Work to complete:
Repeat the material verbatim and drop the pictures.
-- start of Data for the task --
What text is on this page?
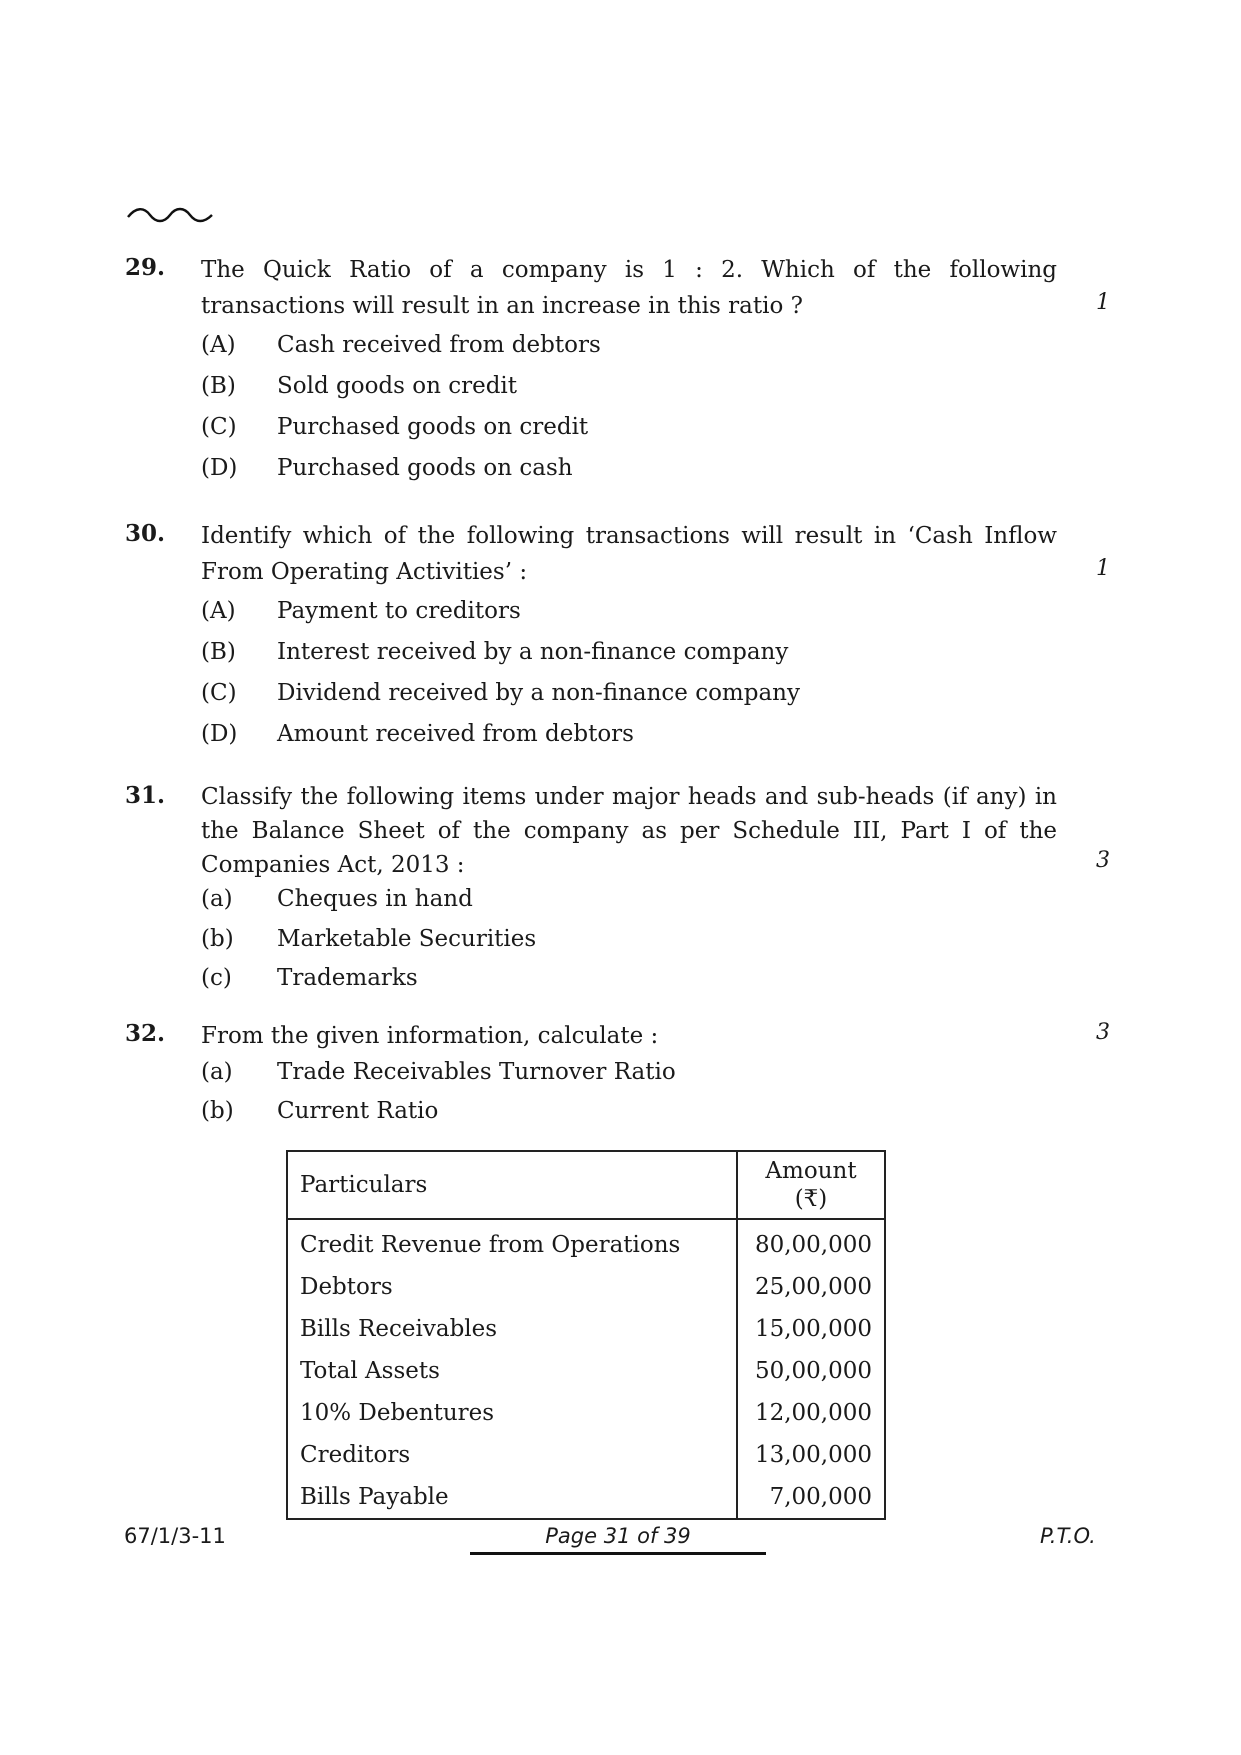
29. The Quick Ratio of a company is 1 : 2. Which of the following transactions will result in an increase in this ratio ?	1
(A) Cash received from debtors
(B) Sold goods on credit
(C) Purchased goods on credit
(D) Purchased goods on cash
30. Identify which of the following transactions will result in ‘Cash Inflow From Operating Activities’ :	1
(A) Payment to creditors
(B) Interest received by a non-finance company
(C) Dividend received by a non-finance company
(D) Amount received from debtors
31. Classify the following items under major heads and sub-heads (if any) in the Balance Sheet of the company as per Schedule III, Part I of the Companies Act, 2013 :	3
(a) Cheques in hand
(b) Marketable Securities
(c) Trademarks
32. From the given information, calculate :	3
(a) Trade Receivables Turnover Ratio
(b) Current Ratio
Particulars	Amount
(₹)

Credit Revenue from Operations	80,00,000
Debtors	25,00,000
Bills Receivables	15,00,000
Total Assets	50,00,000
10% Debentures	12,00,000
Creditors	13,00,000
Bills Payable	7,00,000
67/1/3-11	Page 31 of 39	P.T.O.
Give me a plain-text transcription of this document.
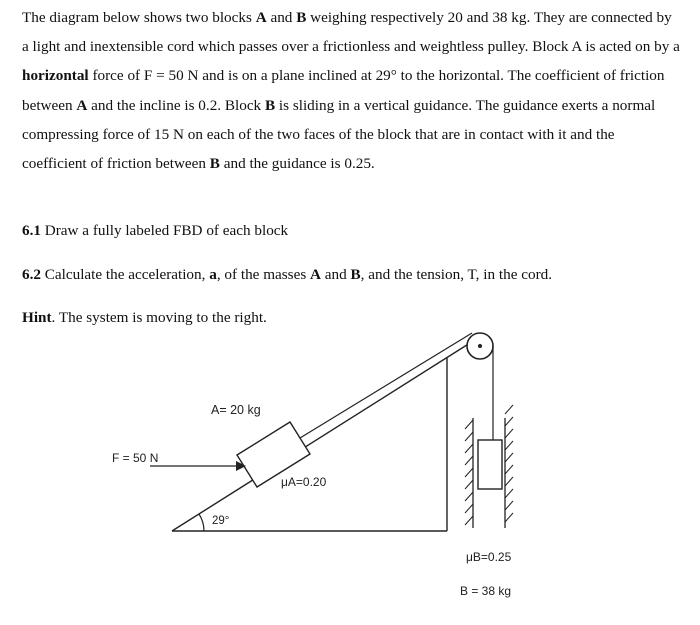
The diagram below shows two blocks A and B weighing respectively 20 and 38 kg. They are connected by a light and inextensible cord which passes over a frictionless and weightless pulley. Block A is acted on by a horizontal force of F = 50 N and is on a plane inclined at 29° to the horizontal. The coefficient of friction between A and the incline is 0.2. Block B is sliding in a vertical guidance. The guidance exerts a normal compressing force of 15 N on each of the two faces of the block that are in contact with it and the coefficient of friction between B and the guidance is 0.25.

6.1 Draw a fully labeled FBD of each block

6.2 Calculate the acceleration, a, of the masses A and B, and the tension, T, in the cord.

Hint. The system is moving to the right.

A= 20 kg
F = 50 N
μA=0.20
29°
μB=0.25
B = 38 kg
-- end of Data for the task --
Answer for the task:
What text is on this page?
29. The Quick Ratio of a company is 1 : 2. Which of the following transactions will result in an increase in this ratio ?	1
(A) Cash received from debtors
(B) Sold goods on credit
(C) Purchased goods on credit
(D) Purchased goods on cash
30. Identify which of the following transactions will result in ‘Cash Inflow From Operating Activities’ :	1
(A) Payment to creditors
(B) Interest received by a non-finance company
(C) Dividend received by a non-finance company
(D) Amount received from debtors
31. Classify the following items under major heads and sub-heads (if any) in the Balance Sheet of the company as per Schedule III, Part I of the Companies Act, 2013 :	3
(a) Cheques in hand
(b) Marketable Securities
(c) Trademarks
32. From the given information, calculate :	3
(a) Trade Receivables Turnover Ratio
(b) Current Ratio
Particulars	Amount
(₹)

Credit Revenue from Operations	80,00,000
Debtors	25,00,000
Bills Receivables	15,00,000
Total Assets	50,00,000
10% Debentures	12,00,000
Creditors	13,00,000
Bills Payable	7,00,000
67/1/3-11	Page 31 of 39	P.T.O.
Give me a plain-text transcription of this document.
The diagram below shows two blocks A and B weighing respectively 20 and 38 kg. They are connected by a light and inextensible cord which passes over a frictionless and weightless pulley. Block A is acted on by a horizontal force of F = 50 N and is on a plane inclined at 29° to the horizontal. The coefficient of friction between A and the incline is 0.2. Block B is sliding in a vertical guidance. The guidance exerts a normal compressing force of 15 N on each of the two faces of the block that are in contact with it and the coefficient of friction between B and the guidance is 0.25.

6.1 Draw a fully labeled FBD of each block

6.2 Calculate the acceleration, a, of the masses A and B, and the tension, T, in the cord.

Hint. The system is moving to the right.

A= 20 kg
F = 50 N
μA=0.20
29°
μB=0.25
B = 38 kg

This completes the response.